-- Selected passage --
=== Section Start ===
Valley fever on the rise
Valley fever, the common name for Coccidioidomycosis (or cocci for short), can be acquired with the simple act of breathing. It’s caused by a fungus that grows in loamy desert climates throughout the southwestern United States. When that fungus gets disturbed in the soil, often through agricultural tilling and construction, fungal spores can get swept into the wind and inhaled. The majority of people who have valley fever don’t get sick, but others develop flu-like symptoms, including fever, cough and extreme fatigue that can last months. In rarer cases, the spores can spread to the bloodstream and lead to a lifetime of health issues, sometimes resulting in death.
The disease is endemic to Kern County and much of Arizona. In California alone, it infected 5,372 last year, making it the worst year for the disease since cases were made reportable in 1995. Arizona reported 6,101 cases in 2016. But doctors and researchers believe that the numbers don’t capture the full scope of the disease. The U.S. Centers for Disease Control and Prevention estimates 150,000 people go undiagnosed annually. Researchers blame a lack of awareness.
In the governor’s Oct. 3 veto message, he said the CDPH “already provides fact sheets, brochures, posters and other educational materials to raise awareness of this disease.”
Those low-budget forms of awareness have been criticized by public awareness campaign experts at GMMB, which developed the successful “Click it or Ticket” campaign. Madalene Milano, a partner at the firm, described such campaigns earlier this year as “way too passive,” and ineffective for how people live their lives now on social media.
The governor added that there is no money in the budget to expand the program. That obstacle didn’t stop Brown from signing legislation this month to provide free tuition to all first-year college students in California at an estimated cost of between $30 and $50 million annually, according to the State Department of Finance, which opposed the bill.
By the time Salas’ legislation worked its way through the Senate Appropriations Committee, funding was eliminated, but the expanded state outreach campaign would carry an annual cost of $580,000. There was no component in the legislation to fund that.
=== Section End ===
-- Records --
=== Section Start ===
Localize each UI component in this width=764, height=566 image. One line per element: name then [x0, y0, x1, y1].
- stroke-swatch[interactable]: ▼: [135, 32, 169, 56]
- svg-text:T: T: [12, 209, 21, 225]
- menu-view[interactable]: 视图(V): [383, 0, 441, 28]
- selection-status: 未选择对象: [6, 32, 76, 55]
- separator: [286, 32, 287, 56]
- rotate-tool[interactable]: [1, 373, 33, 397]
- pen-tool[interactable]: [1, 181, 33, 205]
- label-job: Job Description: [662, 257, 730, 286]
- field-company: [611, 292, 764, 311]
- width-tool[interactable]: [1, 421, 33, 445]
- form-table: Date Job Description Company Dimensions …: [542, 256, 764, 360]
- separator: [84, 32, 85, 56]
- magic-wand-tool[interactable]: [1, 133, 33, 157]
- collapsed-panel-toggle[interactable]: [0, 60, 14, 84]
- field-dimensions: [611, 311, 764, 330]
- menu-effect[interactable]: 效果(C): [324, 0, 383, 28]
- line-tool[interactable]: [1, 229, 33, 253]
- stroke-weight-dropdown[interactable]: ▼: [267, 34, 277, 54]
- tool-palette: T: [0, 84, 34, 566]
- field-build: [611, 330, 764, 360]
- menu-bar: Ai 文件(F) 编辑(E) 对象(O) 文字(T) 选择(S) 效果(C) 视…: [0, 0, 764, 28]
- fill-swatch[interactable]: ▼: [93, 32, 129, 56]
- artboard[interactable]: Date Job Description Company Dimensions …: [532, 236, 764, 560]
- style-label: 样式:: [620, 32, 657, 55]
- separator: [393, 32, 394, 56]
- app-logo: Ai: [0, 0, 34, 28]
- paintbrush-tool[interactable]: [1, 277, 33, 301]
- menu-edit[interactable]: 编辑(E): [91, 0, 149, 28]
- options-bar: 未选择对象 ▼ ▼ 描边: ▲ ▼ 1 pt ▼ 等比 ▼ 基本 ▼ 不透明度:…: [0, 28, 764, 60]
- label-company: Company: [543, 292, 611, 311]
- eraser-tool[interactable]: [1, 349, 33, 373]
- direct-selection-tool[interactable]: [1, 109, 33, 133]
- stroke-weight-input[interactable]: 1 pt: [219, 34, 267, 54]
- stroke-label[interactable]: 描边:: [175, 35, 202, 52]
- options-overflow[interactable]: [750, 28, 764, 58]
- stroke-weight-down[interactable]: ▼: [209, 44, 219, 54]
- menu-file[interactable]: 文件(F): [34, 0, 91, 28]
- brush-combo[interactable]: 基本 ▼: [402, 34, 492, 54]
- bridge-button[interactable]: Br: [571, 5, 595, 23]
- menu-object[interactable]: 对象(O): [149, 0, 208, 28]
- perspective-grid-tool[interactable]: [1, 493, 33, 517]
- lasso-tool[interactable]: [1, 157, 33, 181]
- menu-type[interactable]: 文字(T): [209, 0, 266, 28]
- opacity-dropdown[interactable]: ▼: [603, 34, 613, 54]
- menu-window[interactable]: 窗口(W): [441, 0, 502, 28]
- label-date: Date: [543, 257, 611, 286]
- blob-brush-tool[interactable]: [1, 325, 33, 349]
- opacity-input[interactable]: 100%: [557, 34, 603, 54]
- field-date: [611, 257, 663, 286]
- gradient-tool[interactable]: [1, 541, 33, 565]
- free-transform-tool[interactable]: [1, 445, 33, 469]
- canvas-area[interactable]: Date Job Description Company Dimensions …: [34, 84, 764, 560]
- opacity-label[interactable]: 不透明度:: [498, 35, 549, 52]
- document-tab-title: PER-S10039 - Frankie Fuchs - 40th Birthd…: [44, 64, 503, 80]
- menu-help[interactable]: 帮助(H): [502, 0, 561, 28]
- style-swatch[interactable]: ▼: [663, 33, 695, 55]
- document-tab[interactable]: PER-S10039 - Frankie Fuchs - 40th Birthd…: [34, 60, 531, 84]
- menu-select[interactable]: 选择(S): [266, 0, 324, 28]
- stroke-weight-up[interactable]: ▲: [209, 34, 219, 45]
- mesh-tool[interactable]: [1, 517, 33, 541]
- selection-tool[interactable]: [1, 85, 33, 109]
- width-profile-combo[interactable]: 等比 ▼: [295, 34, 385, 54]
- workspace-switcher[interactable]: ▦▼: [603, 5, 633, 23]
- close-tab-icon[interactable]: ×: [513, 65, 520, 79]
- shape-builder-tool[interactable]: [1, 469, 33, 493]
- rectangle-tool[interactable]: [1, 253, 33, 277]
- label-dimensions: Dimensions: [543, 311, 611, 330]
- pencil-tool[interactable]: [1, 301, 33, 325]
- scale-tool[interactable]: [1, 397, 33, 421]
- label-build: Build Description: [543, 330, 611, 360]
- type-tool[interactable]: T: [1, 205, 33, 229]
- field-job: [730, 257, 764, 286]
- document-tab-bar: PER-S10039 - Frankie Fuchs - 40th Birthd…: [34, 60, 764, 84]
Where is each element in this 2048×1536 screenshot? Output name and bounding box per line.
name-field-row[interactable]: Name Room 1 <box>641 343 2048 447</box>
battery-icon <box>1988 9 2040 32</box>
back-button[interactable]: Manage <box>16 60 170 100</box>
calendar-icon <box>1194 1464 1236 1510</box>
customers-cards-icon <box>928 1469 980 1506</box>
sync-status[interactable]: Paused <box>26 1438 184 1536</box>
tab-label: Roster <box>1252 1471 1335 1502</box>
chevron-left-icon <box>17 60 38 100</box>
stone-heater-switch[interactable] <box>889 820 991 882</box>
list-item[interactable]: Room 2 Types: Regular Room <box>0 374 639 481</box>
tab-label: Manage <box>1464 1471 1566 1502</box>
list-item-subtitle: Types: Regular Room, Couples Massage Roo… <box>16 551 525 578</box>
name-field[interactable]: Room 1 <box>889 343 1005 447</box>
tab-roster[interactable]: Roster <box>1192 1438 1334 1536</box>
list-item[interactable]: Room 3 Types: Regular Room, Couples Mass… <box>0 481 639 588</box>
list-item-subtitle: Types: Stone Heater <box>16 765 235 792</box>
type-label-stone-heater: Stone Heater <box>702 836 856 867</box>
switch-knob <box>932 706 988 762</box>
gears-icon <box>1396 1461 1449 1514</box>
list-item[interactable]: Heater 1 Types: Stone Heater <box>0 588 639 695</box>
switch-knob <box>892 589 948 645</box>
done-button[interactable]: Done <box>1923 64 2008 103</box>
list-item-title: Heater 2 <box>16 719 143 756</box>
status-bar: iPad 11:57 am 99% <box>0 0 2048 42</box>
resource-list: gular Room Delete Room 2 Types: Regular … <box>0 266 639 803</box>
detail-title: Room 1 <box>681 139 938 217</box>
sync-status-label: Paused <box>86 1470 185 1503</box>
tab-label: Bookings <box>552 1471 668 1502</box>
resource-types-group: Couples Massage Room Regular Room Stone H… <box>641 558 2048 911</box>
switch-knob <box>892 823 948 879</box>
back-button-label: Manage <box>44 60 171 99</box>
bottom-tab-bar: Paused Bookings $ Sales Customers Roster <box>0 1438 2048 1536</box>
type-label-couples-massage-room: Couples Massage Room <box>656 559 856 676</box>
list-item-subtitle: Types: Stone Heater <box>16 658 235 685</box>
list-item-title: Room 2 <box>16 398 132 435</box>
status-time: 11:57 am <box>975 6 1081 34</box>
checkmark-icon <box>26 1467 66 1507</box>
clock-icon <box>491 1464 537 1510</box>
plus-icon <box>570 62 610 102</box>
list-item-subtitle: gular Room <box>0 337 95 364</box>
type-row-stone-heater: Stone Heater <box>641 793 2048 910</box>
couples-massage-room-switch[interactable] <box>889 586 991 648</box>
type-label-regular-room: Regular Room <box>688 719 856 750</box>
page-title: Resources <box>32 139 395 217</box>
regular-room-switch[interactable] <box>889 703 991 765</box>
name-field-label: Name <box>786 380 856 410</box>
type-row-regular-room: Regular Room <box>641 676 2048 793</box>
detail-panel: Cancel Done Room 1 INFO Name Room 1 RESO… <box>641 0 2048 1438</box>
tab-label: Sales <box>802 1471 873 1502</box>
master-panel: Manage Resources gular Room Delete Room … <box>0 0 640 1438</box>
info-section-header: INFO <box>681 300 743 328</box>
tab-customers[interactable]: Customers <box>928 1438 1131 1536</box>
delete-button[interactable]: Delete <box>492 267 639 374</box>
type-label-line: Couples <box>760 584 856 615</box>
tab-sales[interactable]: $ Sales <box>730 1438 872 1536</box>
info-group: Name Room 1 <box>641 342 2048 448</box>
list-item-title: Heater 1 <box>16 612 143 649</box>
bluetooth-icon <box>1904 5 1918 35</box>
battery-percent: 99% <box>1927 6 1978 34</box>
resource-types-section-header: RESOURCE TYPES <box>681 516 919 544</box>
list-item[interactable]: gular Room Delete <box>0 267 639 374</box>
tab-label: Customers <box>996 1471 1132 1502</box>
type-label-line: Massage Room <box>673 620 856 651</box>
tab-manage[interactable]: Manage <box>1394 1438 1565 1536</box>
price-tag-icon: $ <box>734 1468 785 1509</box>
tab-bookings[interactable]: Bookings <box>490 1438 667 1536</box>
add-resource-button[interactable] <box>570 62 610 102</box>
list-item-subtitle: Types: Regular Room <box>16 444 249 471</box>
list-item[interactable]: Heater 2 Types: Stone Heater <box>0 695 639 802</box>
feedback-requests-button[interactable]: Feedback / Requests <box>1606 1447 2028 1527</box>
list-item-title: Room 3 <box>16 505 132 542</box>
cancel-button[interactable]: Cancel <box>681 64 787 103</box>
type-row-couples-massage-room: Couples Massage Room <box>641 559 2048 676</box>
=== Section End ===
-- What to do --
**1.** Answer these from the valley fever text:
(a) How many people does the U.S. Centers for Disease Control and Prevention estimate go undiagnosed each year?
(b) Which campaign did GMMB develop?
(c) What would the expanded state outreach campaign cost each year?
**2.** Please extend the valley fever text by writing what comes after its last sentence.
The lines above were taken from a different source than the valley fever text.

-- Answers in order --
**1.**
(a) 150,000 people
(b) The "Click it or Ticket" campaign
(c) $580,000

**2.**
“Expanding the program would require additional resources that should be considered along with other funding requests as part of the budget process,” Brown wrote.
Rob Purdie, a member of the Bakersfield-based Valley Fever Americas Foundation and a survivor of the disease, said, “We look forward to educating the governor about the value of valley fever funding and encouraging him to put it in his next budget request.”
Purdie said VFAF is reorganizing and working with legislators to introduce another bill next year.
Assemblyman Vince Fong, R-Bakersfield, who co-authored the bill, said that the state “missed an opportunity to partner” with those working to combat valley fever.
“Residents of the Central Valley know that valley fever continues to be a significant public health concern. I will continue to work with other legislators to champion this important issue,” Fong said.
For every success, there are setbacks
The veto comes at a critical moment for cocci.
In the past two years, an antigen skin test has come on the market; Arizona researchers have completed one round of human trials for NikkomycinZ, a promising drug developed for valley fever that has cured the disease in lab mice; and Delta-CPS1, a vaccine project, is inching closer to being introduced for animals within a decade, with a potential pathway for humans.
But for every success, there are setbacks. Researchers developing NikkomycinZ have run out of their supply of the drug needed to start another phase of clinical trials and have depleted grant funds to make more. Without support from big pharma, getting the drug to market is years away.
In the meantime, researchers, advocates and policy makers preach the only solution they can: awareness.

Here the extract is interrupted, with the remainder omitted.